Source records
■ ■ ■
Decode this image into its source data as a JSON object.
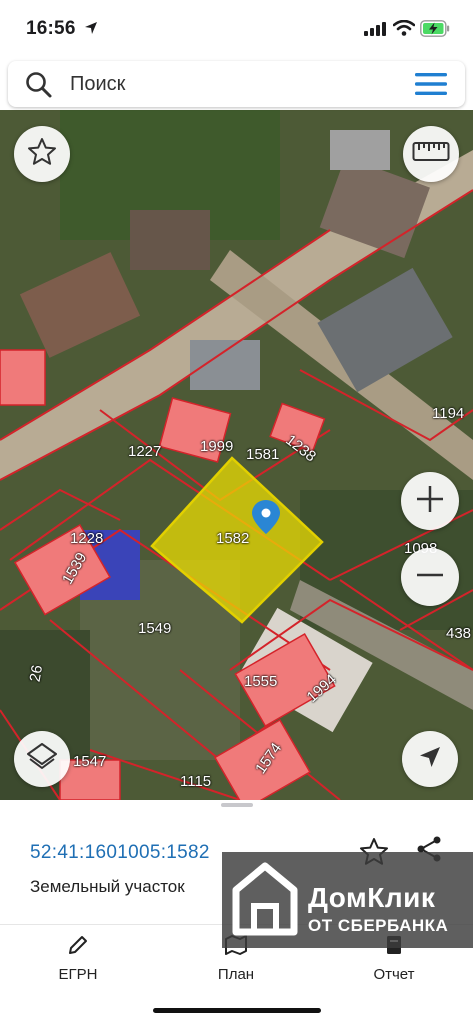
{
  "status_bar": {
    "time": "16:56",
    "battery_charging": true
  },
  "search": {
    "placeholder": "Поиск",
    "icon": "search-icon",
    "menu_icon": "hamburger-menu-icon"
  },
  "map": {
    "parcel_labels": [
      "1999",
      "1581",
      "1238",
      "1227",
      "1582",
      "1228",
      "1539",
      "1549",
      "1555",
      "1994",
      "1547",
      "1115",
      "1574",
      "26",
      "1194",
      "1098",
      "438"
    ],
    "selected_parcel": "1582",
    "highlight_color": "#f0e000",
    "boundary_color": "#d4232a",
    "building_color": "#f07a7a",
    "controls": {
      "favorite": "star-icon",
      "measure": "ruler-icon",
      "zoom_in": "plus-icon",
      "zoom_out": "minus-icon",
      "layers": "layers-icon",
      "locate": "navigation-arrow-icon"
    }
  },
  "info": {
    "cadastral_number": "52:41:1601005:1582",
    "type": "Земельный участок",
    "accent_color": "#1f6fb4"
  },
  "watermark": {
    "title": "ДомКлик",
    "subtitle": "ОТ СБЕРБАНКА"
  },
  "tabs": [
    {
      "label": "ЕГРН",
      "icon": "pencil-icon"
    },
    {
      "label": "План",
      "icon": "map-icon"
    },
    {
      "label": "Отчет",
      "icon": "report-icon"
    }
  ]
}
■ ■ ■
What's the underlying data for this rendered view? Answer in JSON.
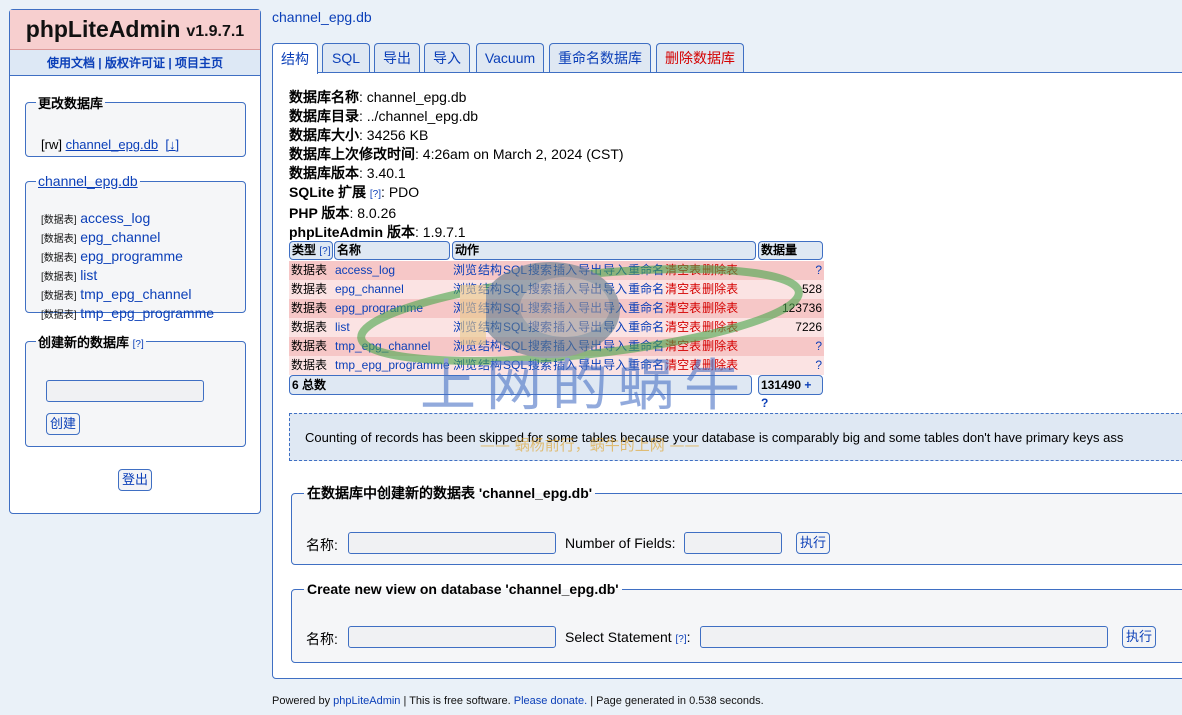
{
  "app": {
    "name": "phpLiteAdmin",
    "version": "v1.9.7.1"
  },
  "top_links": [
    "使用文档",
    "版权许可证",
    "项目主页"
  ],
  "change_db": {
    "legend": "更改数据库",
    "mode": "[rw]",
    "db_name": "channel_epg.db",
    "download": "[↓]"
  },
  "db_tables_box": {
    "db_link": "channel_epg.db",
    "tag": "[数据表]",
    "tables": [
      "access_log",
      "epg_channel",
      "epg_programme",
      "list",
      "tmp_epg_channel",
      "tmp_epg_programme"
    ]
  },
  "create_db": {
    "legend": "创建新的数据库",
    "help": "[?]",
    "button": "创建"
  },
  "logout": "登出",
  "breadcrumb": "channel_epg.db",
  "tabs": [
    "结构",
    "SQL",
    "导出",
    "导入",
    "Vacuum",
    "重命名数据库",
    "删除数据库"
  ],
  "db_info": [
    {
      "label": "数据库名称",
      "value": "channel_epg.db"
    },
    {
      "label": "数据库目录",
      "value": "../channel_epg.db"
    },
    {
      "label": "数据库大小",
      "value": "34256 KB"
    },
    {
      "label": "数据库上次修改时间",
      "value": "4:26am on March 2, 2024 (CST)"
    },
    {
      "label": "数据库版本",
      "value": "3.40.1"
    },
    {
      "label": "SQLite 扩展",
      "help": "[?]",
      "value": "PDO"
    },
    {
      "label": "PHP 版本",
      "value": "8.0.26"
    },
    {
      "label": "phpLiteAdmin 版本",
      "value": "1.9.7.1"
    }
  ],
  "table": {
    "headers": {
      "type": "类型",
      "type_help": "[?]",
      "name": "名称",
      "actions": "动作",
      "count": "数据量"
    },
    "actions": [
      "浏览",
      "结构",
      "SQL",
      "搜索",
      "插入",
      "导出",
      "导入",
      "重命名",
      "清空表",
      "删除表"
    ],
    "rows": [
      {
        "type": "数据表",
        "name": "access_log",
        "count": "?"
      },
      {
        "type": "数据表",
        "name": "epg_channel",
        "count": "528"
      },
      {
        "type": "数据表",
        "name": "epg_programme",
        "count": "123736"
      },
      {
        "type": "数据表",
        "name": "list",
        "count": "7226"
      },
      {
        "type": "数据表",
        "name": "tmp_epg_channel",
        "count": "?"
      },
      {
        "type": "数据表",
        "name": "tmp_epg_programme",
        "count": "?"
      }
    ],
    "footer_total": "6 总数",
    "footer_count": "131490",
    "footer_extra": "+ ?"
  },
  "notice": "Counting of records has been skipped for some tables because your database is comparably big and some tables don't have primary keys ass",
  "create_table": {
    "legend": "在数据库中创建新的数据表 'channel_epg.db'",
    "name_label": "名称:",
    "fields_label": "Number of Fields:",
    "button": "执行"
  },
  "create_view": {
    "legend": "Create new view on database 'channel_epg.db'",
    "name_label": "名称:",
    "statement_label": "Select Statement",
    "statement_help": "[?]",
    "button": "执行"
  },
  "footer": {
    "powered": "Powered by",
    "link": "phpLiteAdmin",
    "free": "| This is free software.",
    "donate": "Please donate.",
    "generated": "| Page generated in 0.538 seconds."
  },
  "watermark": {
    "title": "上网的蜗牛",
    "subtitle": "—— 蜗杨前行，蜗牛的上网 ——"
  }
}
■ ■ ■
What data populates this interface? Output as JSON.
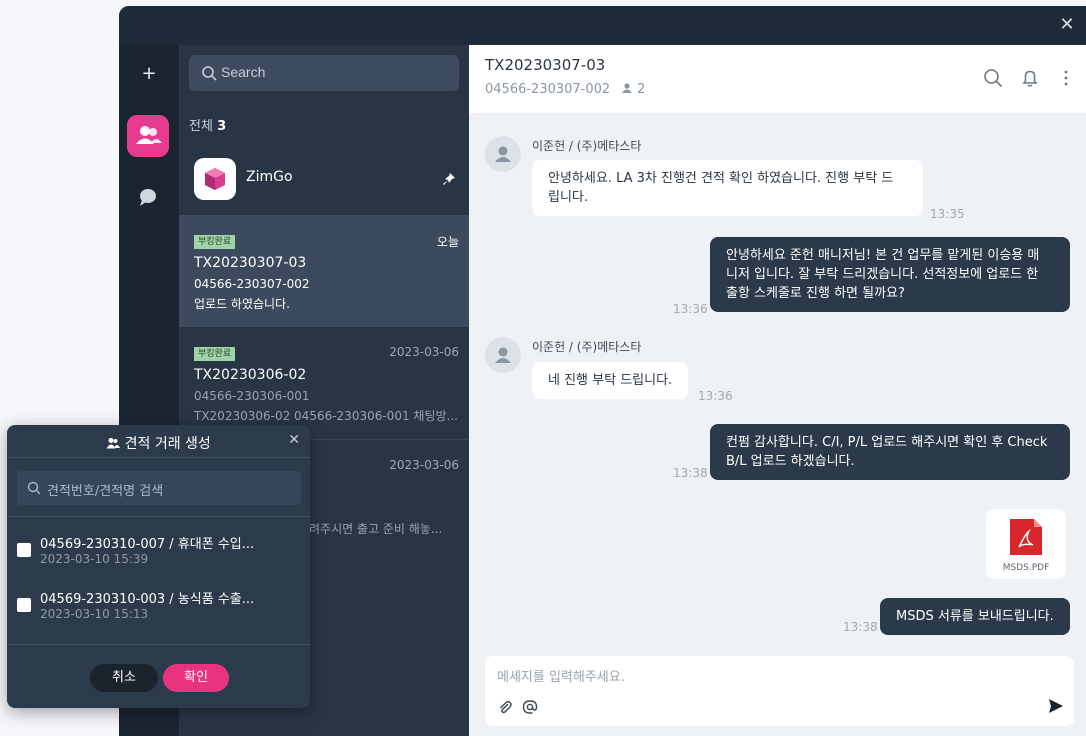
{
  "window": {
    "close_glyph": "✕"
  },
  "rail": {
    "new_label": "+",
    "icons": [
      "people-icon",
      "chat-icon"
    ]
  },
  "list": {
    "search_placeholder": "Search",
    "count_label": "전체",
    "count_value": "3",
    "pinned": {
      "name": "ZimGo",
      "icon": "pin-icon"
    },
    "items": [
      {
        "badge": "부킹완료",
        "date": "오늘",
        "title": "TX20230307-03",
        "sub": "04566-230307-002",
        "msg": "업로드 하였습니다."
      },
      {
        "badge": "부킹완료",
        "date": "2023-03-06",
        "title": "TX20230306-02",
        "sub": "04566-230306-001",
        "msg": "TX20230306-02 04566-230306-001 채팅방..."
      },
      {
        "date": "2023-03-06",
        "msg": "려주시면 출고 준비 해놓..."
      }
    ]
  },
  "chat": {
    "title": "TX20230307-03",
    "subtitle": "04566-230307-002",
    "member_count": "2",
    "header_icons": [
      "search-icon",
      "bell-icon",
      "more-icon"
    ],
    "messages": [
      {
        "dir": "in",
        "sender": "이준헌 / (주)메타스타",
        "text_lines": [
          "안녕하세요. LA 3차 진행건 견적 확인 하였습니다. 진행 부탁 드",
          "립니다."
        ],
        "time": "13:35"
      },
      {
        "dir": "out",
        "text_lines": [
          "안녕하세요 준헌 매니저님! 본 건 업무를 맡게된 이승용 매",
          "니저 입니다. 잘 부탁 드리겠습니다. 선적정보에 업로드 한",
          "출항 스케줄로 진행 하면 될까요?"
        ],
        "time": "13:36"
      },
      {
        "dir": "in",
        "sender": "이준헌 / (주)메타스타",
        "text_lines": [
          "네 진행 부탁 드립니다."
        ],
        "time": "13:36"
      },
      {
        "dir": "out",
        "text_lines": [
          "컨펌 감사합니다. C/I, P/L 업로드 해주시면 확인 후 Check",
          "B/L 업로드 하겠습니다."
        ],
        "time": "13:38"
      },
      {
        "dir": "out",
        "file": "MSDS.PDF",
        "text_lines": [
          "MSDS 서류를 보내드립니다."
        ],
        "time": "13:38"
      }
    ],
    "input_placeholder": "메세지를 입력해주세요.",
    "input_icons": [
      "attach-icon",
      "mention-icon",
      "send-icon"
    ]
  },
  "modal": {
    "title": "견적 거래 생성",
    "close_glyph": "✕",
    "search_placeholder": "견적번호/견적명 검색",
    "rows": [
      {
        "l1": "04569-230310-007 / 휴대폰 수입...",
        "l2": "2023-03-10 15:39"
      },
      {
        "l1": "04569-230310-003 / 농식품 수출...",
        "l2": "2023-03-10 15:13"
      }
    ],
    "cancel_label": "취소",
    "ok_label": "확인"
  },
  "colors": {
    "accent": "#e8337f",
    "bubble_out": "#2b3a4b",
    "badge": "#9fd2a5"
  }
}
■ ■ ■
Extract each line holding the word "하였습니다" from the records.

*FULL OUTPUT*
        "msg": "업로드 하였습니다."
          "안녕하세요. LA 3차 진행건 견적 확인 하였습니다. 진행 부탁 드",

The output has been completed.